── Data for processing ──

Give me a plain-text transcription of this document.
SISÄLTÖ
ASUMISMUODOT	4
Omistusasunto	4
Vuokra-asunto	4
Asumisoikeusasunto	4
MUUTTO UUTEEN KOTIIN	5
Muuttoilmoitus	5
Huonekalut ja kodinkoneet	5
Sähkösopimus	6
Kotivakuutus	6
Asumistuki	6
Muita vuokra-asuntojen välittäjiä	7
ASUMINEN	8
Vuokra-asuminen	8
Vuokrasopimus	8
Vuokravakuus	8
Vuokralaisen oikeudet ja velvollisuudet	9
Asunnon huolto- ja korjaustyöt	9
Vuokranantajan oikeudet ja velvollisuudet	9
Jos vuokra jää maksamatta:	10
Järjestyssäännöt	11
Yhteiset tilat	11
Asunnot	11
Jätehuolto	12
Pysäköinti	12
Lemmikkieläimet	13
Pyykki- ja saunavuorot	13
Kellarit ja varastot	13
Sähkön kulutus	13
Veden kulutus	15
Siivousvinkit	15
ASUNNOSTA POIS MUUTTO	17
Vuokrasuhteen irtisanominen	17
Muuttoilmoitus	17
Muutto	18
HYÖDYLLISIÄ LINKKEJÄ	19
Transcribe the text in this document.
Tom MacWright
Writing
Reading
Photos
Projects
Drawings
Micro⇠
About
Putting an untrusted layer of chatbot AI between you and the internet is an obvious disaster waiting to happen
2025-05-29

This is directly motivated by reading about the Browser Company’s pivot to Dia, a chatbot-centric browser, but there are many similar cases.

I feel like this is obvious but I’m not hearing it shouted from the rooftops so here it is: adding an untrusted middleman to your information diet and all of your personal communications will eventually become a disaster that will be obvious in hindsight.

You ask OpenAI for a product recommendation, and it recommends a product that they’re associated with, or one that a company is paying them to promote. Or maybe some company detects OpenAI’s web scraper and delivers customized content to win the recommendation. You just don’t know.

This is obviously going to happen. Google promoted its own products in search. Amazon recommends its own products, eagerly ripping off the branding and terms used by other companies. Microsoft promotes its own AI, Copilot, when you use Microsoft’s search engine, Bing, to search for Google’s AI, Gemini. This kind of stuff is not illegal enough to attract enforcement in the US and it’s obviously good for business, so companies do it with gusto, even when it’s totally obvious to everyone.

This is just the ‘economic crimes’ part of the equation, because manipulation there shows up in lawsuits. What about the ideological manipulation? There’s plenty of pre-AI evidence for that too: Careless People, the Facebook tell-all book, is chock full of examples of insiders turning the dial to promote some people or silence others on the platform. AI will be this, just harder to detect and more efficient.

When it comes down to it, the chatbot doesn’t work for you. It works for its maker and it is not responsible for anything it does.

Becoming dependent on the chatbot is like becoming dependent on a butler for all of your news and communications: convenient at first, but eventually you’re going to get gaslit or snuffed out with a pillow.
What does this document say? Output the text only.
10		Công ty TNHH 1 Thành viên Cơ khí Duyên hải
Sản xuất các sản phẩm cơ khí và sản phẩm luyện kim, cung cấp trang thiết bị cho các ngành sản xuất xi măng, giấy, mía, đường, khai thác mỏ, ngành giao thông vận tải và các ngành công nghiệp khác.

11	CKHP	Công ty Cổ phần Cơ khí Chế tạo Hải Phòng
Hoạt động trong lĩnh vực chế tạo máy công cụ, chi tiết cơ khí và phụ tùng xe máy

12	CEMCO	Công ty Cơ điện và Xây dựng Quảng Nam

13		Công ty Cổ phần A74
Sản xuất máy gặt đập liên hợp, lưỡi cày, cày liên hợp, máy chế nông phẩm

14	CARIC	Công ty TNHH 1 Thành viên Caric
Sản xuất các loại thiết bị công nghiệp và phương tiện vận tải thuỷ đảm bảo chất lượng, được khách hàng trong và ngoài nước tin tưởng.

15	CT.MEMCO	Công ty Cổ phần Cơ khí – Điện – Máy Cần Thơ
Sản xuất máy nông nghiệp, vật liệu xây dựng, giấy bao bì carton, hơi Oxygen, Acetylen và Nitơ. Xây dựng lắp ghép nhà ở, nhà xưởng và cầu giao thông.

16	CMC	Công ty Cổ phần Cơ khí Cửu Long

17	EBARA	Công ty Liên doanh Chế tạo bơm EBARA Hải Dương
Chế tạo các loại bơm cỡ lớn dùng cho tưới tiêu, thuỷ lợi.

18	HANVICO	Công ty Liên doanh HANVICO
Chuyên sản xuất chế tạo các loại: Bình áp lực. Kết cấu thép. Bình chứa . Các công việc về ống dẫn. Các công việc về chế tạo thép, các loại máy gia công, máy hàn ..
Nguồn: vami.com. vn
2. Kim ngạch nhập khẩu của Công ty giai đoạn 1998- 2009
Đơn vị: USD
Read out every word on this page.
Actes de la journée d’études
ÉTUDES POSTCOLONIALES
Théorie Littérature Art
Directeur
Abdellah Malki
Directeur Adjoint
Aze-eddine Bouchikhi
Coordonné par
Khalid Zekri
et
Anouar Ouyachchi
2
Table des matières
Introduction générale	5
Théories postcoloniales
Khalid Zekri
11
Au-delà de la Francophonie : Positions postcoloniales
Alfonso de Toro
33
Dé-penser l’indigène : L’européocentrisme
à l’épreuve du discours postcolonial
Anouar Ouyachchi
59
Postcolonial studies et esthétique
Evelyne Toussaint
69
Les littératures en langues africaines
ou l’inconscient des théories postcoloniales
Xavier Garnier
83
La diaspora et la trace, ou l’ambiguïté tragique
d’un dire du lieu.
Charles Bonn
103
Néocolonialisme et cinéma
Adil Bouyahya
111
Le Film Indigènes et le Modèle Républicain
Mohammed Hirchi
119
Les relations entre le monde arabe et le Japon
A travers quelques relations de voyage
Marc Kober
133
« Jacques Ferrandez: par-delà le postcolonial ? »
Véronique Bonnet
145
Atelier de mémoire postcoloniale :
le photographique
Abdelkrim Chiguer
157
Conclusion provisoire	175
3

───

Problem to solve = Reproduce each record exactly as it appears.

Response =
Give me a plain-text transcription of this document.
SISÄLTÖ
ASUMISMUODOT	4
Omistusasunto	4
Vuokra-asunto	4
Asumisoikeusasunto	4
MUUTTO UUTEEN KOTIIN	5
Muuttoilmoitus	5
Huonekalut ja kodinkoneet	5
Sähkösopimus	6
Kotivakuutus	6
Asumistuki	6
Muita vuokra-asuntojen välittäjiä	7
ASUMINEN	8
Vuokra-asuminen	8
Vuokrasopimus	8
Vuokravakuus	8
Vuokralaisen oikeudet ja velvollisuudet	9
Asunnon huolto- ja korjaustyöt	9
Vuokranantajan oikeudet ja velvollisuudet	9
Jos vuokra jää maksamatta:	10
Järjestyssäännöt	11
Yhteiset tilat	11
Asunnot	11
Jätehuolto	12
Pysäköinti	12
Lemmikkieläimet	13
Pyykki- ja saunavuorot	13
Kellarit ja varastot	13
Sähkön kulutus	13
Veden kulutus	15
Siivousvinkit	15
ASUNNOSTA POIS MUUTTO	17
Vuokrasuhteen irtisanominen	17
Muuttoilmoitus	17
Muutto	18
HYÖDYLLISIÄ LINKKEJÄ	19
Transcribe the text in this document.
Tom MacWright
Writing
Reading
Photos
Projects
Drawings
Micro⇠
About
Putting an untrusted layer of chatbot AI between you and the internet is an obvious disaster waiting to happen
2025-05-29

This is directly motivated by reading about the Browser Company’s pivot to Dia, a chatbot-centric browser, but there are many similar cases.

I feel like this is obvious but I’m not hearing it shouted from the rooftops so here it is: adding an untrusted middleman to your information diet and all of your personal communications will eventually become a disaster that will be obvious in hindsight.

You ask OpenAI for a product recommendation, and it recommends a product that they’re associated with, or one that a company is paying them to promote. Or maybe some company detects OpenAI’s web scraper and delivers customized content to win the recommendation. You just don’t know.

This is obviously going to happen. Google promoted its own products in search. Amazon recommends its own products, eagerly ripping off the branding and terms used by other companies. Microsoft promotes its own AI, Copilot, when you use Microsoft’s search engine, Bing, to search for Google’s AI, Gemini. This kind of stuff is not illegal enough to attract enforcement in the US and it’s obviously good for business, so companies do it with gusto, even when it’s totally obvious to everyone.

This is just the ‘economic crimes’ part of the equation, because manipulation there shows up in lawsuits. What about the ideological manipulation? There’s plenty of pre-AI evidence for that too: Careless People, the Facebook tell-all book, is chock full of examples of insiders turning the dial to promote some people or silence others on the platform. AI will be this, just harder to detect and more efficient.

When it comes down to it, the chatbot doesn’t work for you. It works for its maker and it is not responsible for anything it does.

Becoming dependent on the chatbot is like becoming dependent on a butler for all of your news and communications: convenient at first, but eventually you’re going to get gaslit or snuffed out with a pillow.
What does this document say? Output the text only.
10		Công ty TNHH 1 Thành viên Cơ khí Duyên hải
Sản xuất các sản phẩm cơ khí và sản phẩm luyện kim, cung cấp trang thiết bị cho các ngành sản xuất xi măng, giấy, mía, đường, khai thác mỏ, ngành giao thông vận tải và các ngành công nghiệp khác.

11	CKHP	Công ty Cổ phần Cơ khí Chế tạo Hải Phòng
Hoạt động trong lĩnh vực chế tạo máy công cụ, chi tiết cơ khí và phụ tùng xe máy

12	CEMCO	Công ty Cơ điện và Xây dựng Quảng Nam

13		Công ty Cổ phần A74
Sản xuất máy gặt đập liên hợp, lưỡi cày, cày liên hợp, máy chế nông phẩm

14	CARIC	Công ty TNHH 1 Thành viên Caric
Sản xuất các loại thiết bị công nghiệp và phương tiện vận tải thuỷ đảm bảo chất lượng, được khách hàng trong và ngoài nước tin tưởng.

15	CT.MEMCO	Công ty Cổ phần Cơ khí – Điện – Máy Cần Thơ
Sản xuất máy nông nghiệp, vật liệu xây dựng, giấy bao bì carton, hơi Oxygen, Acetylen và Nitơ. Xây dựng lắp ghép nhà ở, nhà xưởng và cầu giao thông.

16	CMC	Công ty Cổ phần Cơ khí Cửu Long

17	EBARA	Công ty Liên doanh Chế tạo bơm EBARA Hải Dương
Chế tạo các loại bơm cỡ lớn dùng cho tưới tiêu, thuỷ lợi.

18	HANVICO	Công ty Liên doanh HANVICO
Chuyên sản xuất chế tạo các loại: Bình áp lực. Kết cấu thép. Bình chứa . Các công việc về ống dẫn. Các công việc về chế tạo thép, các loại máy gia công, máy hàn ..
Nguồn: vami.com. vn
2. Kim ngạch nhập khẩu của Công ty giai đoạn 1998- 2009
Đơn vị: USD
Read out every word on this page.
Actes de la journée d’études
ÉTUDES POSTCOLONIALES
Théorie Littérature Art
Directeur
Abdellah Malki
Directeur Adjoint
Aze-eddine Bouchikhi
Coordonné par
Khalid Zekri
et
Anouar Ouyachchi
2
Table des matières
Introduction générale	5
Théories postcoloniales
Khalid Zekri
11
Au-delà de la Francophonie : Positions postcoloniales
Alfonso de Toro
33
Dé-penser l’indigène : L’européocentrisme
à l’épreuve du discours postcolonial
Anouar Ouyachchi
59
Postcolonial studies et esthétique
Evelyne Toussaint
69
Les littératures en langues africaines
ou l’inconscient des théories postcoloniales
Xavier Garnier
83
La diaspora et la trace, ou l’ambiguïté tragique
d’un dire du lieu.
Charles Bonn
103
Néocolonialisme et cinéma
Adil Bouyahya
111
Le Film Indigènes et le Modèle Républicain
Mohammed Hirchi
119
Les relations entre le monde arabe et le Japon
A travers quelques relations de voyage
Marc Kober
133
« Jacques Ferrandez: par-delà le postcolonial ? »
Véronique Bonnet
145
Atelier de mémoire postcoloniale :
le photographique
Abdelkrim Chiguer
157
Conclusion provisoire	175
3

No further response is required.